Stated goal: Where a line of the material contains the string "screenshot", copy that line.

Listed entries:
◇ ◇ ◇

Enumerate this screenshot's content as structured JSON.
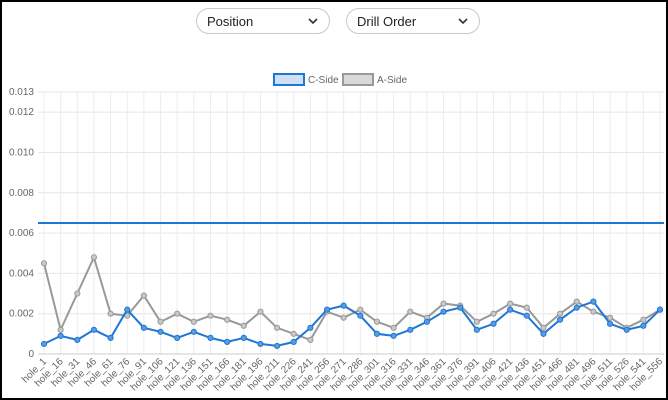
{
  "controls": {
    "dropdown_1": {
      "selected": "Position"
    },
    "dropdown_2": {
      "selected": "Drill Order"
    }
  },
  "chart_data": {
    "type": "line",
    "ylim": [
      0,
      0.013
    ],
    "yticks": [
      0,
      0.002,
      0.004,
      0.006,
      0.008,
      0.01,
      0.012,
      0.013
    ],
    "ytick_labels": [
      "0",
      "0.002",
      "0.004",
      "0.006",
      "0.008",
      "0.010",
      "0.012",
      "0.013"
    ],
    "categories": [
      "hole_1",
      "hole_16",
      "hole_31",
      "hole_46",
      "hole_61",
      "hole_76",
      "hole_91",
      "hole_106",
      "hole_121",
      "hole_136",
      "hole_151",
      "hole_166",
      "hole_181",
      "hole_196",
      "hole_211",
      "hole_226",
      "hole_241",
      "hole_256",
      "hole_271",
      "hole_286",
      "hole_301",
      "hole_316",
      "hole_331",
      "hole_346",
      "hole_361",
      "hole_376",
      "hole_391",
      "hole_406",
      "hole_421",
      "hole_436",
      "hole_451",
      "hole_466",
      "hole_481",
      "hole_496",
      "hole_511",
      "hole_526",
      "hole_541",
      "hole_556"
    ],
    "x_tick_labels": [
      "hole_1",
      "hole_16",
      "hole_31",
      "hole_46",
      "hole_61",
      "hole_76",
      "hole_91",
      "hole_106",
      "hole_121",
      "hole_136",
      "hole_151",
      "hole_166",
      "hole_181",
      "hole_196",
      "hole_211",
      "hole_226",
      "hole_241",
      "hole_256",
      "hole_271",
      "hole_286",
      "hole_301",
      "hole_316",
      "hole_331",
      "hole_346",
      "hole_361",
      "hole_376",
      "hole_391",
      "hole_406",
      "hole_421",
      "hole_436",
      "hole_451",
      "hole_466",
      "hole_481",
      "hole_496",
      "hole_511",
      "hole_526",
      "hole_541",
      "hole_556"
    ],
    "legend_position": "top-center",
    "grid": true,
    "series": [
      {
        "name": "C-Side",
        "color": "#1f77d4",
        "values": [
          0.0005,
          0.0009,
          0.0007,
          0.0012,
          0.0008,
          0.0022,
          0.0013,
          0.0011,
          0.0008,
          0.0011,
          0.0008,
          0.0006,
          0.0008,
          0.0005,
          0.0004,
          0.0006,
          0.0013,
          0.0022,
          0.0024,
          0.0019,
          0.001,
          0.0009,
          0.0012,
          0.0016,
          0.0021,
          0.0023,
          0.0012,
          0.0015,
          0.0022,
          0.0019,
          0.001,
          0.0017,
          0.0023,
          0.0026,
          0.0015,
          0.0012,
          0.0014,
          0.0022
        ]
      },
      {
        "name": "A-Side",
        "color": "#999999",
        "values": [
          0.0045,
          0.0012,
          0.003,
          0.0048,
          0.002,
          0.0019,
          0.0029,
          0.0016,
          0.002,
          0.0016,
          0.0019,
          0.0017,
          0.0014,
          0.0021,
          0.0013,
          0.001,
          0.0007,
          0.0021,
          0.0018,
          0.0022,
          0.0016,
          0.0013,
          0.0021,
          0.0018,
          0.0025,
          0.0024,
          0.0016,
          0.002,
          0.0025,
          0.0023,
          0.0013,
          0.002,
          0.0026,
          0.0021,
          0.0018,
          0.0013,
          0.0017,
          0.0022
        ]
      }
    ],
    "threshold": {
      "value": 0.0065,
      "color": "#1f77d4"
    }
  }
}
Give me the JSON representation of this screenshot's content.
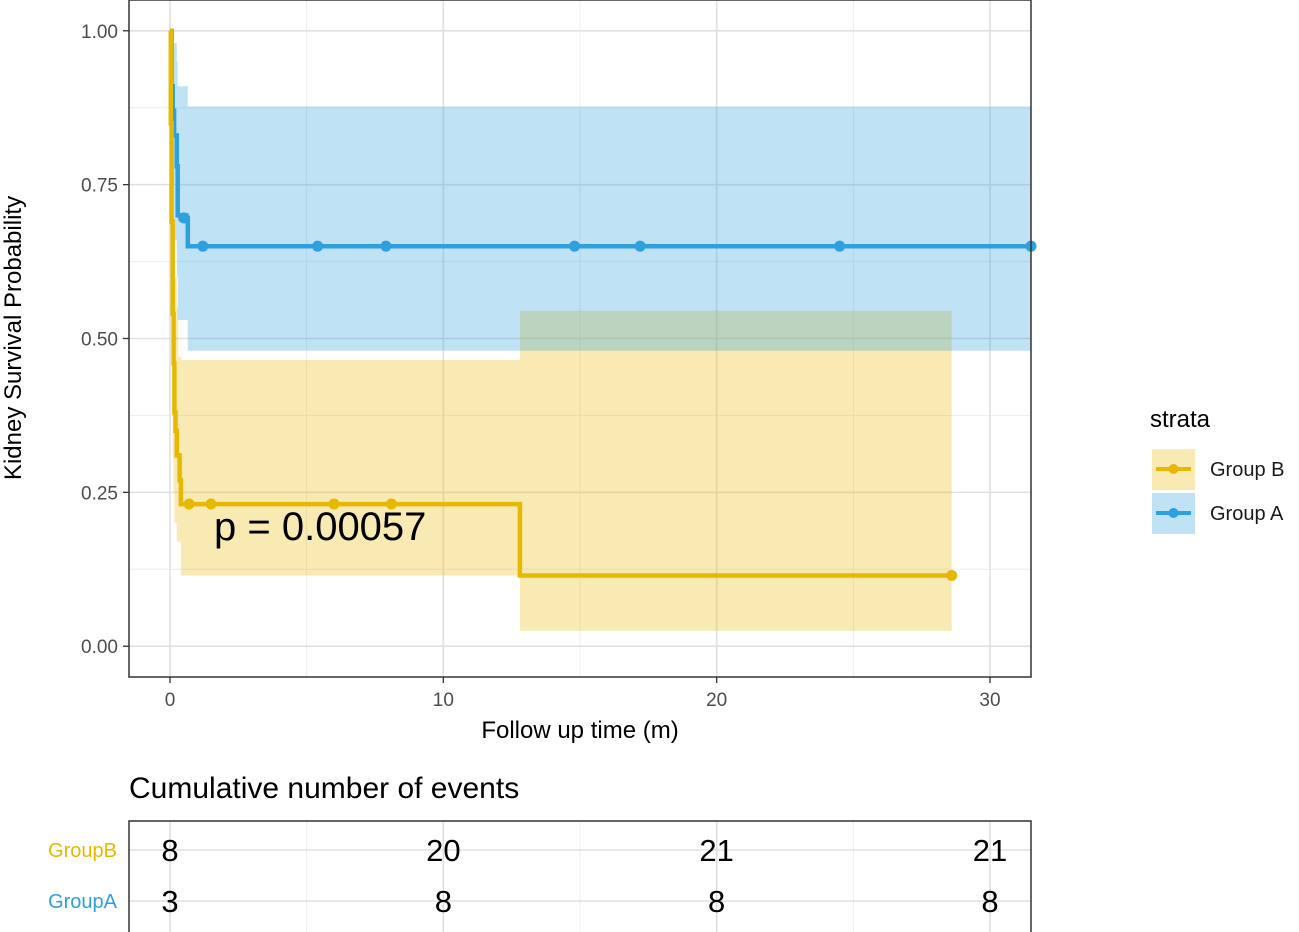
{
  "chart_data": [
    {
      "type": "line",
      "subtype": "kaplan-meier step survival curve with confidence bands",
      "xlabel": "Follow up time (m)",
      "ylabel": "Kidney Survival Probability",
      "xlim": [
        -1.5,
        31.5
      ],
      "ylim": [
        -0.05,
        1.05
      ],
      "x_ticks": [
        "0",
        "10",
        "20",
        "30"
      ],
      "x_tick_values": [
        0,
        10,
        20,
        30
      ],
      "y_ticks": [
        "0.00",
        "0.25",
        "0.50",
        "0.75",
        "1.00"
      ],
      "y_tick_values": [
        0,
        0.25,
        0.5,
        0.75,
        1
      ],
      "grid": true,
      "annotation": "p = 0.00057",
      "legend": {
        "title": "strata",
        "placement": "right",
        "entries": [
          "Group B",
          "Group A"
        ]
      },
      "series": [
        {
          "name": "Group B",
          "color": "#E7B800",
          "band_color": "#E7B800",
          "steps": [
            [
              0.0,
              1.0
            ],
            [
              0.03,
              0.85
            ],
            [
              0.06,
              0.69
            ],
            [
              0.1,
              0.54
            ],
            [
              0.13,
              0.46
            ],
            [
              0.16,
              0.38
            ],
            [
              0.2,
              0.35
            ],
            [
              0.25,
              0.31
            ],
            [
              0.35,
              0.27
            ],
            [
              0.4,
              0.231
            ],
            [
              12.8,
              0.115
            ],
            [
              28.6,
              0.115
            ]
          ],
          "censored": [
            [
              0.7,
              0.231
            ],
            [
              1.5,
              0.231
            ],
            [
              6.0,
              0.231
            ],
            [
              8.1,
              0.231
            ],
            [
              28.6,
              0.115
            ]
          ],
          "ci": [
            [
              0.0,
              1.0,
              1.0
            ],
            [
              0.03,
              0.7,
              0.95
            ],
            [
              0.1,
              0.3,
              0.8
            ],
            [
              0.13,
              0.25,
              0.68
            ],
            [
              0.16,
              0.2,
              0.6
            ],
            [
              0.25,
              0.17,
              0.55
            ],
            [
              0.3,
              0.17,
              0.47
            ],
            [
              0.4,
              0.115,
              0.465
            ],
            [
              12.8,
              0.025,
              0.545
            ],
            [
              28.6,
              0.025,
              0.545
            ]
          ]
        },
        {
          "name": "Group A",
          "color": "#2E9FDF",
          "band_color": "#2E9FDF",
          "steps": [
            [
              0.0,
              1.0
            ],
            [
              0.05,
              0.91
            ],
            [
              0.1,
              0.87
            ],
            [
              0.15,
              0.83
            ],
            [
              0.25,
              0.78
            ],
            [
              0.28,
              0.7
            ],
            [
              0.6,
              0.696
            ],
            [
              0.65,
              0.65
            ],
            [
              31.5,
              0.65
            ]
          ],
          "censored": [
            [
              0.5,
              0.696
            ],
            [
              1.2,
              0.65
            ],
            [
              5.4,
              0.65
            ],
            [
              7.9,
              0.65
            ],
            [
              14.8,
              0.65
            ],
            [
              17.2,
              0.65
            ],
            [
              24.5,
              0.65
            ],
            [
              31.5,
              0.65
            ]
          ],
          "ci": [
            [
              0.0,
              1.0,
              1.0
            ],
            [
              0.05,
              0.8,
              1.0
            ],
            [
              0.1,
              0.75,
              1.0
            ],
            [
              0.15,
              0.66,
              0.98
            ],
            [
              0.25,
              0.6,
              0.95
            ],
            [
              0.28,
              0.53,
              0.91
            ],
            [
              0.65,
              0.48,
              0.877
            ],
            [
              31.5,
              0.48,
              0.877
            ]
          ]
        }
      ]
    },
    {
      "type": "table",
      "title": "Cumulative number of events",
      "columns_at_x": [
        0,
        10,
        20,
        30
      ],
      "rows": [
        {
          "name": "GroupB",
          "color": "#E7B800",
          "values": [
            "8",
            "20",
            "21",
            "21"
          ]
        },
        {
          "name": "GroupA",
          "color": "#2E9FDF",
          "values": [
            "3",
            "8",
            "8",
            "8"
          ]
        }
      ]
    }
  ]
}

◇ ◇ ◇

Exercise output:
Enumerate this screenshot's content as structured JSON.
Give me the JSON representation of this screenshot's content.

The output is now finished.